Reproduce every line of the records below verbatim, omitting the pictures.

[Bounding box annotations]
....
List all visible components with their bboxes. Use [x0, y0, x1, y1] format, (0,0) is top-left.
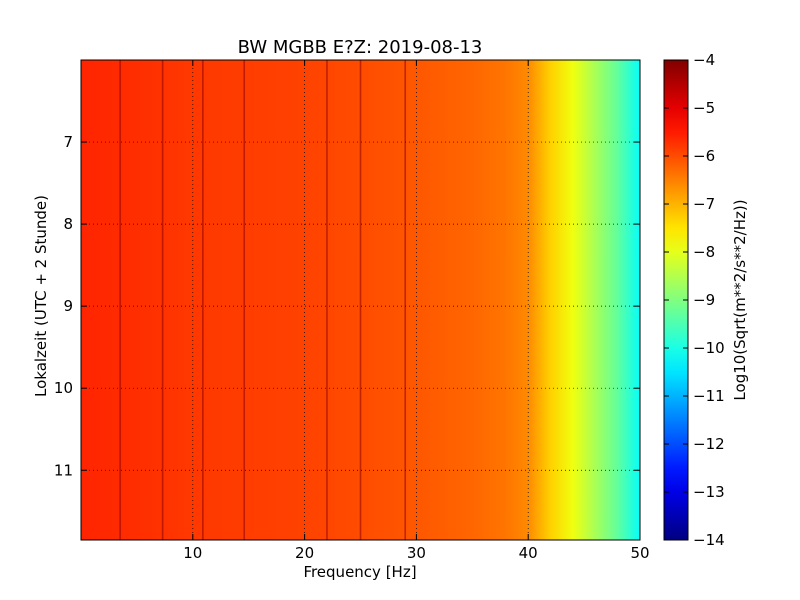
colorbar-tick-label: −5	[693, 99, 715, 117]
colorbar-tick-label: −10	[693, 339, 725, 357]
x-tick-label: 40	[519, 544, 538, 562]
plot-frame	[80, 59, 641, 541]
colorbar-ticks: −4 −5 −6 −7 −8 −9 −10 −11 −12 −13 −14	[664, 51, 725, 549]
spectral-lines	[119, 60, 407, 540]
plot-area	[80, 59, 641, 541]
x-tick-label: 10	[183, 544, 202, 562]
y-tick-label: 11	[54, 461, 73, 479]
y-tick-label: 9	[63, 297, 73, 315]
x-axis-label: Frequency [Hz]	[303, 563, 416, 581]
colorbar-tick-label: −12	[693, 435, 725, 453]
colorbar-tick-label: −7	[693, 195, 715, 213]
colorbar-tick-label: −11	[693, 387, 725, 405]
y-tick-label: 10	[54, 379, 73, 397]
x-tick-label: 20	[295, 544, 314, 562]
x-axis: 10 20 30 40 50	[183, 60, 650, 562]
colorbar-label: Log10(Sqrt(m**2/s**2/Hz))	[731, 199, 749, 400]
colorbar-tick-label: −8	[693, 243, 715, 261]
colorbar: −4 −5 −6 −7 −8 −9 −10 −11 −12 −13 −14 Log10(Sqrt(m…	[663, 51, 749, 549]
colorbar-tick-label: −4	[693, 51, 715, 69]
grid-lines	[81, 60, 640, 540]
colorbar-tick-label: −14	[693, 531, 725, 549]
y-axis-label: Lokalzeit (UTC + 2 Stunde)	[32, 195, 50, 397]
x-tick-label: 30	[407, 544, 426, 562]
chart-title: BW MGBB E?Z: 2019-08-13	[238, 37, 483, 58]
colorbar-tick-label: −9	[693, 291, 715, 309]
colorbar-tick-label: −13	[693, 483, 725, 501]
colorbar-tick-label: −6	[693, 147, 715, 165]
x-tick-label: 50	[630, 544, 649, 562]
y-tick-label: 8	[63, 215, 73, 233]
y-axis: 7 8 9 10 11	[54, 133, 640, 479]
y-tick-label: 7	[63, 133, 73, 151]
....
### Reply
List all visible components with their bboxes. Use [x0, y0, x1, y1] format, (0,0) is top-left.
colorbar-tick-label: −5	[693, 99, 715, 117]
colorbar-tick-label: −10	[693, 339, 725, 357]
x-tick-label: 40	[519, 544, 538, 562]
plot-frame	[80, 59, 641, 541]
colorbar-ticks: −4 −5 −6 −7 −8 −9 −10 −11 −12 −13 −14	[664, 51, 725, 549]
spectral-lines	[119, 60, 407, 540]
plot-area	[80, 59, 641, 541]
x-tick-label: 10	[183, 544, 202, 562]
y-tick-label: 11	[54, 461, 73, 479]
y-tick-label: 9	[63, 297, 73, 315]
x-axis-label: Frequency [Hz]	[303, 563, 416, 581]
colorbar-tick-label: −12	[693, 435, 725, 453]
colorbar-tick-label: −7	[693, 195, 715, 213]
colorbar-tick-label: −11	[693, 387, 725, 405]
y-tick-label: 10	[54, 379, 73, 397]
x-tick-label: 20	[295, 544, 314, 562]
x-axis: 10 20 30 40 50	[183, 60, 650, 562]
colorbar-label: Log10(Sqrt(m**2/s**2/Hz))	[731, 199, 749, 400]
colorbar-tick-label: −8	[693, 243, 715, 261]
colorbar: −4 −5 −6 −7 −8 −9 −10 −11 −12 −13 −14 Log10(Sqrt(m…	[663, 51, 749, 549]
colorbar-tick-label: −4	[693, 51, 715, 69]
grid-lines	[81, 60, 640, 540]
colorbar-tick-label: −14	[693, 531, 725, 549]
y-axis-label: Lokalzeit (UTC + 2 Stunde)	[32, 195, 50, 397]
x-tick-label: 30	[407, 544, 426, 562]
chart-title: BW MGBB E?Z: 2019-08-13	[238, 37, 483, 58]
colorbar-tick-label: −9	[693, 291, 715, 309]
colorbar-tick-label: −13	[693, 483, 725, 501]
colorbar-tick-label: −6	[693, 147, 715, 165]
x-tick-label: 50	[630, 544, 649, 562]
y-tick-label: 8	[63, 215, 73, 233]
y-axis: 7 8 9 10 11	[54, 133, 640, 479]
y-tick-label: 7	[63, 133, 73, 151]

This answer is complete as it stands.